■ Stated problem ■
Look through the records below, and copy out every line that holds the string "data".

■ Material for this task ■
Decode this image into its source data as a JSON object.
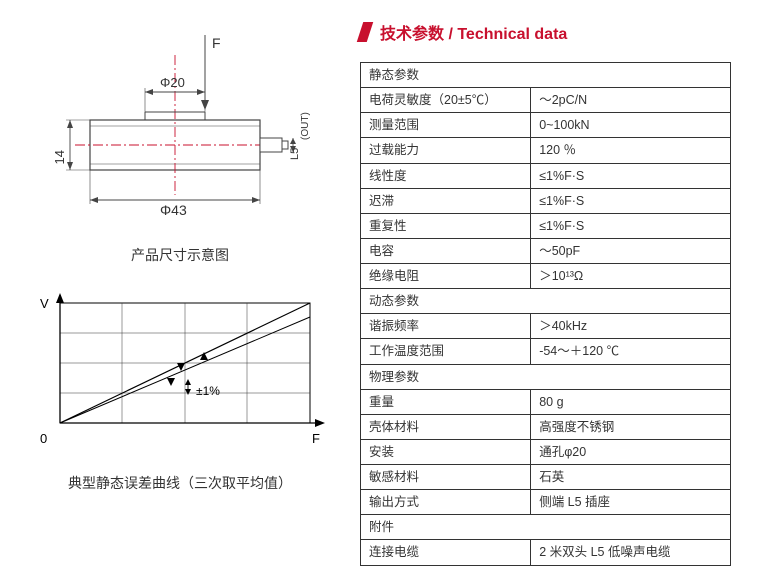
{
  "title": "技术参数 / Technical data",
  "dimension_diagram": {
    "caption": "产品尺寸示意图",
    "force_label": "F",
    "dim_top": "Φ20",
    "dim_bottom": "Φ43",
    "dim_height": "14",
    "dim_plug_h": "L5",
    "out_label": "(OUT)",
    "stroke": "#444444",
    "fill": "#ffffff",
    "centerline": "#c8102e"
  },
  "error_curve": {
    "caption": "典型静态误差曲线（三次取平均值）",
    "y_label": "V",
    "x_label": "F",
    "origin_label": "0",
    "tolerance_label": "±1%",
    "stroke": "#000000",
    "grid": "#333333"
  },
  "spec_table": {
    "sections": [
      {
        "header": "静态参数",
        "rows": [
          {
            "key": "电荷灵敏度（20±5℃）",
            "val": "～2pC/N"
          },
          {
            "key": "测量范围",
            "val": "0~100kN"
          },
          {
            "key": "过载能力",
            "val": "120 ％"
          },
          {
            "key": "线性度",
            "val": "≤1%F·S"
          },
          {
            "key": "迟滞",
            "val": "≤1%F·S"
          },
          {
            "key": "重复性",
            "val": "≤1%F·S"
          },
          {
            "key": "电容",
            "val": "～50pF"
          },
          {
            "key": "绝缘电阻",
            "val": "＞10¹³Ω"
          }
        ]
      },
      {
        "header": "动态参数",
        "rows": [
          {
            "key": "谐振频率",
            "val": "＞40kHz"
          },
          {
            "key": "工作温度范围",
            "val": "-54～＋120 ℃"
          }
        ]
      },
      {
        "header": "物理参数",
        "rows": [
          {
            "key": "重量",
            "val": "80 g"
          },
          {
            "key": "壳体材料",
            "val": "高强度不锈钢"
          },
          {
            "key": "安装",
            "val": "通孔φ20"
          },
          {
            "key": "敏感材料",
            "val": "石英"
          },
          {
            "key": "输出方式",
            "val": "侧端 L5 插座"
          }
        ]
      },
      {
        "header": "附件",
        "rows": [
          {
            "key": "连接电缆",
            "val": "2 米双头 L5 低噪声电缆"
          }
        ]
      }
    ]
  }
}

■ Expected output ■
Decode this image into its source data as a JSON object.
  "title": "技术参数 / Technical data",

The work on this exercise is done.